EXERCISE DATA:
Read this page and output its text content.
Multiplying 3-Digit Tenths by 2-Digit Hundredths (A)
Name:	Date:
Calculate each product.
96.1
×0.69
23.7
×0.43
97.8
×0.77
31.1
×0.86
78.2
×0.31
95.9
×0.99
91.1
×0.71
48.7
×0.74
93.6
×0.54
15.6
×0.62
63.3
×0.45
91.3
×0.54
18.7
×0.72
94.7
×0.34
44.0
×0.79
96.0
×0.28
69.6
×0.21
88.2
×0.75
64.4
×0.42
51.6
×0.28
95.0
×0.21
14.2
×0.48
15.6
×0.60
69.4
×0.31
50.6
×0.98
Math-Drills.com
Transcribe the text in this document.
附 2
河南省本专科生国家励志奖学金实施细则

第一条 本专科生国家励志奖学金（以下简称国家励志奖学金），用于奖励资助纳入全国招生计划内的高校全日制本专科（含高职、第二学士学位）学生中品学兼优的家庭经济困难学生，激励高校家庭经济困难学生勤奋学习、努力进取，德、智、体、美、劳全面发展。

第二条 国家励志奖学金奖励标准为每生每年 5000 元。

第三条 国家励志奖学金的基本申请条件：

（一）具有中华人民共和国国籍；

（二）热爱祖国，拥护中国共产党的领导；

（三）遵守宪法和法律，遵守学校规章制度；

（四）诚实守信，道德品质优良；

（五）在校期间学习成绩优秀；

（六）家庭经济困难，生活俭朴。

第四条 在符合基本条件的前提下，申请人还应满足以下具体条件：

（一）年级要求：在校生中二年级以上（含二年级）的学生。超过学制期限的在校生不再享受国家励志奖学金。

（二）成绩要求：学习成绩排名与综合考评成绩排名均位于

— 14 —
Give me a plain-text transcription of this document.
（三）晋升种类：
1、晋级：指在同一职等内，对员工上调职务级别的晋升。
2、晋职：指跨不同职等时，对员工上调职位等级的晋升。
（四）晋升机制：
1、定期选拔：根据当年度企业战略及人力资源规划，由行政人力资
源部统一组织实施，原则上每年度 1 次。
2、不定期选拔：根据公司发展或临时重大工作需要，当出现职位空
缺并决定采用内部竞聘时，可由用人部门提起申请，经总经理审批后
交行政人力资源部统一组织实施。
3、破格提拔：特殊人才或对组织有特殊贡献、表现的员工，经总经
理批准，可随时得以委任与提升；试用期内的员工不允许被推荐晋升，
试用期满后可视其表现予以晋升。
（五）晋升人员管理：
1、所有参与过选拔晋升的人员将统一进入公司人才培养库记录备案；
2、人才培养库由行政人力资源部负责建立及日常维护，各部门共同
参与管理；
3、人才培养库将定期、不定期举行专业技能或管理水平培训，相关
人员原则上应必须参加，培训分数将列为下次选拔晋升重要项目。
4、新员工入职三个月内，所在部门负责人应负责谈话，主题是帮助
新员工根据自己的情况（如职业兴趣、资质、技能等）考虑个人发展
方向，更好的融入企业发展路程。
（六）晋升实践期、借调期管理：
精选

WRITTEN TASK: Take the line in which "Give me a plain-text" occurs and each subsequent line through the end; give these lines again without alteration.

RESULT OF THIS TASK:
Give me a plain-text transcription of this document.
（三）晋升种类：
1、晋级：指在同一职等内，对员工上调职务级别的晋升。
2、晋职：指跨不同职等时，对员工上调职位等级的晋升。
（四）晋升机制：
1、定期选拔：根据当年度企业战略及人力资源规划，由行政人力资
源部统一组织实施，原则上每年度 1 次。
2、不定期选拔：根据公司发展或临时重大工作需要，当出现职位空
缺并决定采用内部竞聘时，可由用人部门提起申请，经总经理审批后
交行政人力资源部统一组织实施。
3、破格提拔：特殊人才或对组织有特殊贡献、表现的员工，经总经
理批准，可随时得以委任与提升；试用期内的员工不允许被推荐晋升，
试用期满后可视其表现予以晋升。
（五）晋升人员管理：
1、所有参与过选拔晋升的人员将统一进入公司人才培养库记录备案；
2、人才培养库由行政人力资源部负责建立及日常维护，各部门共同
参与管理；
3、人才培养库将定期、不定期举行专业技能或管理水平培训，相关
人员原则上应必须参加，培训分数将列为下次选拔晋升重要项目。
4、新员工入职三个月内，所在部门负责人应负责谈话，主题是帮助
新员工根据自己的情况（如职业兴趣、资质、技能等）考虑个人发展
方向，更好的融入企业发展路程。
（六）晋升实践期、借调期管理：
精选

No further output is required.